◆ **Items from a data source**
========================================================================

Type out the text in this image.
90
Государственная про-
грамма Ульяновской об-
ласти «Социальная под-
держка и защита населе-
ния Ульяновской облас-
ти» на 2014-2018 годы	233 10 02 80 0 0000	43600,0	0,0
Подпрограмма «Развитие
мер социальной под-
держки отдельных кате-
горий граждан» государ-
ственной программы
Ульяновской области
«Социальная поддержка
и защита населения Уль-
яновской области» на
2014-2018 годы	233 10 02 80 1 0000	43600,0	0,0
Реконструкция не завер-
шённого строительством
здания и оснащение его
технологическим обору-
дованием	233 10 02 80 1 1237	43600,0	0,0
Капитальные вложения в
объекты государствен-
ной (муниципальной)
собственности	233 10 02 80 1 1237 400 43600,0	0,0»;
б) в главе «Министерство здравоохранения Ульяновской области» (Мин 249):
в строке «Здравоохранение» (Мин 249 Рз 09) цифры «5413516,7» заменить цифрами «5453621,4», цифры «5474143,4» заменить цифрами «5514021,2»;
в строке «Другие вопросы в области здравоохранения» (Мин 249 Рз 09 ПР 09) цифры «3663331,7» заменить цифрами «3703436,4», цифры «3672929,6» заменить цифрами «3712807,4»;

========================================================================

◆ **Aim of the task**
Extract every record. Keep wording exact.

◆ **Worked answer**
Type out the text in this image.
90
Государственная про-
грамма Ульяновской об-
ласти «Социальная под-
держка и защита населе-
ния Ульяновской облас-
ти» на 2014-2018 годы	233 10 02 80 0 0000	43600,0	0,0
Подпрограмма «Развитие
мер социальной под-
держки отдельных кате-
горий граждан» государ-
ственной программы
Ульяновской области
«Социальная поддержка
и защита населения Уль-
яновской области» на
2014-2018 годы	233 10 02 80 1 0000	43600,0	0,0
Реконструкция не завер-
шённого строительством
здания и оснащение его
технологическим обору-
дованием	233 10 02 80 1 1237	43600,0	0,0
Капитальные вложения в
объекты государствен-
ной (муниципальной)
собственности	233 10 02 80 1 1237 400 43600,0	0,0»;
б) в главе «Министерство здравоохранения Ульяновской области» (Мин 249):
в строке «Здравоохранение» (Мин 249 Рз 09) цифры «5413516,7» заменить цифрами «5453621,4», цифры «5474143,4» заменить цифрами «5514021,2»;
в строке «Другие вопросы в области здравоохранения» (Мин 249 Рз 09 ПР 09) цифры «3663331,7» заменить цифрами «3703436,4», цифры «3672929,6» заменить цифрами «3712807,4»;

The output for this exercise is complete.